Region boundary data
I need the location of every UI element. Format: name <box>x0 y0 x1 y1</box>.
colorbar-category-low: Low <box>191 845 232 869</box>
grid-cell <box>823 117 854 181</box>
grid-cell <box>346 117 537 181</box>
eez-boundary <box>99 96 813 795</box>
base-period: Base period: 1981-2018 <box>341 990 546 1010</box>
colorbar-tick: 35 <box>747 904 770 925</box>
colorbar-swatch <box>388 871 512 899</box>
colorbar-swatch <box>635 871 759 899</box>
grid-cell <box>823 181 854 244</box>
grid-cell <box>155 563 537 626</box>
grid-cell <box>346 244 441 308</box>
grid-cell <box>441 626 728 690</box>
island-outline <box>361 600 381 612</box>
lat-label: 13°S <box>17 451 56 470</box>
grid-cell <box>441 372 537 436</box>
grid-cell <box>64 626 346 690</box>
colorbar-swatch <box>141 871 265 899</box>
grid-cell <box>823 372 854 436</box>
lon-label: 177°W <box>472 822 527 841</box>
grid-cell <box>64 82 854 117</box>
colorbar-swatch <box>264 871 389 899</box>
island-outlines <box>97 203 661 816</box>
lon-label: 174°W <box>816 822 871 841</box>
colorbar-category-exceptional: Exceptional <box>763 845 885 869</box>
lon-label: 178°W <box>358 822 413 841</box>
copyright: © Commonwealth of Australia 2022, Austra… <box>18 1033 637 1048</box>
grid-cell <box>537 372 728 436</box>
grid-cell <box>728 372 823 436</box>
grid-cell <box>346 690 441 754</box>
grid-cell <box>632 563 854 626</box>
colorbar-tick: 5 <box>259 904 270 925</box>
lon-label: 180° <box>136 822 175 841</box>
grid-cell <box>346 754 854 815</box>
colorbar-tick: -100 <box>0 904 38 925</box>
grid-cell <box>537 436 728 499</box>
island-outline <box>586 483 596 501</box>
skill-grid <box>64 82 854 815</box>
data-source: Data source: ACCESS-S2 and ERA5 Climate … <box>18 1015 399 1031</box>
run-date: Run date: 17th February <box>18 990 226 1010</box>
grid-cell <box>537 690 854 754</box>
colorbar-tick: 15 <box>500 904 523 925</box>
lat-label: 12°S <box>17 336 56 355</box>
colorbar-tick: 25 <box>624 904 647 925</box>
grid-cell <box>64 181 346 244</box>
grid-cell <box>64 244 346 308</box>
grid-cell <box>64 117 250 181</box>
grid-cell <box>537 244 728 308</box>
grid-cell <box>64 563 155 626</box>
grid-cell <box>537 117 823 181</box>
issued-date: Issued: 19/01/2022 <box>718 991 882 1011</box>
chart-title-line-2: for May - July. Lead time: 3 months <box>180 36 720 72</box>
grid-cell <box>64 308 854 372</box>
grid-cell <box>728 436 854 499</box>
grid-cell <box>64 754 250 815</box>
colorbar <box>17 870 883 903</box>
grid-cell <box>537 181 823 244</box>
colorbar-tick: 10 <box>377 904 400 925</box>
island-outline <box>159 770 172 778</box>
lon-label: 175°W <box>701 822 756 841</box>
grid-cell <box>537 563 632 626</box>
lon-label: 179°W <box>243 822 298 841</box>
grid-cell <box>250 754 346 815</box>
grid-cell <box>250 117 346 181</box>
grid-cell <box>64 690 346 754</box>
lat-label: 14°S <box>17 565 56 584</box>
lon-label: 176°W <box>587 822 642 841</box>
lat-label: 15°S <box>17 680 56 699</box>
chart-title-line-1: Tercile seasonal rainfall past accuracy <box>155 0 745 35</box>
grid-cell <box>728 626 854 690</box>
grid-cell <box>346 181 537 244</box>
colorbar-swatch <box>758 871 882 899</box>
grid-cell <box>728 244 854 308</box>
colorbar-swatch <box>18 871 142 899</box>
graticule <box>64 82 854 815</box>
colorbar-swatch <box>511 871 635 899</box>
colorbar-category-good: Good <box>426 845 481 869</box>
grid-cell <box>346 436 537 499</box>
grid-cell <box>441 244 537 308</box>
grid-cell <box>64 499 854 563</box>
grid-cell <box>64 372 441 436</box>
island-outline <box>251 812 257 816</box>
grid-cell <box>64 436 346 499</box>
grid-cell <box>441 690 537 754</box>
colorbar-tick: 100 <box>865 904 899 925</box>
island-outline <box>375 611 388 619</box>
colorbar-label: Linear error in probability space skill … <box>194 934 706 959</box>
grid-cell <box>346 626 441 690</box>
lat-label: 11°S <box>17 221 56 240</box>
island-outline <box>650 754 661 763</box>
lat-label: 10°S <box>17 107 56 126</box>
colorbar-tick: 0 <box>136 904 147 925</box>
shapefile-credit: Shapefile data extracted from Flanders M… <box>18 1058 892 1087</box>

Goal of the exercise
Locate every line in the listing that contains the string "title", matching case exactly, and copy each of those lines in full.

Correct output
chart-title-line-2: for May - July. Lead time: 3 months <box>180 36 720 72</box>
chart-title-line-1: Tercile seasonal rainfall past accuracy <box>155 0 745 35</box>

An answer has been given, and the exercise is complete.